DIRECTIVE:
The data must be written out once more, precisely as given.

::: DATA SECTION

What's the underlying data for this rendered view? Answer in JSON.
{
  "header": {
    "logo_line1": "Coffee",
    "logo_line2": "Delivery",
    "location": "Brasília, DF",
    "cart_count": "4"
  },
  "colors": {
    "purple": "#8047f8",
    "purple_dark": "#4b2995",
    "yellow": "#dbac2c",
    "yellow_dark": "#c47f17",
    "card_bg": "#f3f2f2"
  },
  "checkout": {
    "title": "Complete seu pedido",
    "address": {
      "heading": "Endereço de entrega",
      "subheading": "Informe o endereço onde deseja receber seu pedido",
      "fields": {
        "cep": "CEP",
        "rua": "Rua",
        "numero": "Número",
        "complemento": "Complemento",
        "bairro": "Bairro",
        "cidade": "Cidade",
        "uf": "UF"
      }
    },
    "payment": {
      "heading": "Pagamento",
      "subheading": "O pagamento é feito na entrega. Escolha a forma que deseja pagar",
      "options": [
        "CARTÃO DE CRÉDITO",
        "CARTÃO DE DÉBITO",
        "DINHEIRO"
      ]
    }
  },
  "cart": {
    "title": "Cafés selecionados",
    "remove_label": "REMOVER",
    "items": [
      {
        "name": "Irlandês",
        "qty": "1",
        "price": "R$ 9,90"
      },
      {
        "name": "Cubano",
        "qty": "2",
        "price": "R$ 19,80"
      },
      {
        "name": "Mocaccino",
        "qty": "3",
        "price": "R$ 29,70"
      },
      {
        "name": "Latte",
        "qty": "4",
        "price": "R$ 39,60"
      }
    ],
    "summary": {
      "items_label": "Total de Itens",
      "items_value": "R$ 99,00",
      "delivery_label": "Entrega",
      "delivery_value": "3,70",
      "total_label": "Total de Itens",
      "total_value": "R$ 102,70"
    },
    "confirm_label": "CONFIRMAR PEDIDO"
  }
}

::::::

CORRECT OUTPUT:
What's the underlying data for this rendered view? Answer in JSON.
{
  "header": {
    "logo_line1": "Coffee",
    "logo_line2": "Delivery",
    "location": "Brasília, DF",
    "cart_count": "4"
  },
  "colors": {
    "purple": "#8047f8",
    "purple_dark": "#4b2995",
    "yellow": "#dbac2c",
    "yellow_dark": "#c47f17",
    "card_bg": "#f3f2f2"
  },
  "checkout": {
    "title": "Complete seu pedido",
    "address": {
      "heading": "Endereço de entrega",
      "subheading": "Informe o endereço onde deseja receber seu pedido",
      "fields": {
        "cep": "CEP",
        "rua": "Rua",
        "numero": "Número",
        "complemento": "Complemento",
        "bairro": "Bairro",
        "cidade": "Cidade",
        "uf": "UF"
      }
    },
    "payment": {
      "heading": "Pagamento",
      "subheading": "O pagamento é feito na entrega. Escolha a forma que deseja pagar",
      "options": [
        "CARTÃO DE CRÉDITO",
        "CARTÃO DE DÉBITO",
        "DINHEIRO"
      ]
    }
  },
  "cart": {
    "title": "Cafés selecionados",
    "remove_label": "REMOVER",
    "items": [
      {
        "name": "Irlandês",
        "qty": "1",
        "price": "R$ 9,90"
      },
      {
        "name": "Cubano",
        "qty": "2",
        "price": "R$ 19,80"
      },
      {
        "name": "Mocaccino",
        "qty": "3",
        "price": "R$ 29,70"
      },
      {
        "name": "Latte",
        "qty": "4",
        "price": "R$ 39,60"
      }
    ],
    "summary": {
      "items_label": "Total de Itens",
      "items_value": "R$ 99,00",
      "delivery_label": "Entrega",
      "delivery_value": "3,70",
      "total_label": "Total de Itens",
      "total_value": "R$ 102,70"
    },
    "confirm_label": "CONFIRMAR PEDIDO"
  }
}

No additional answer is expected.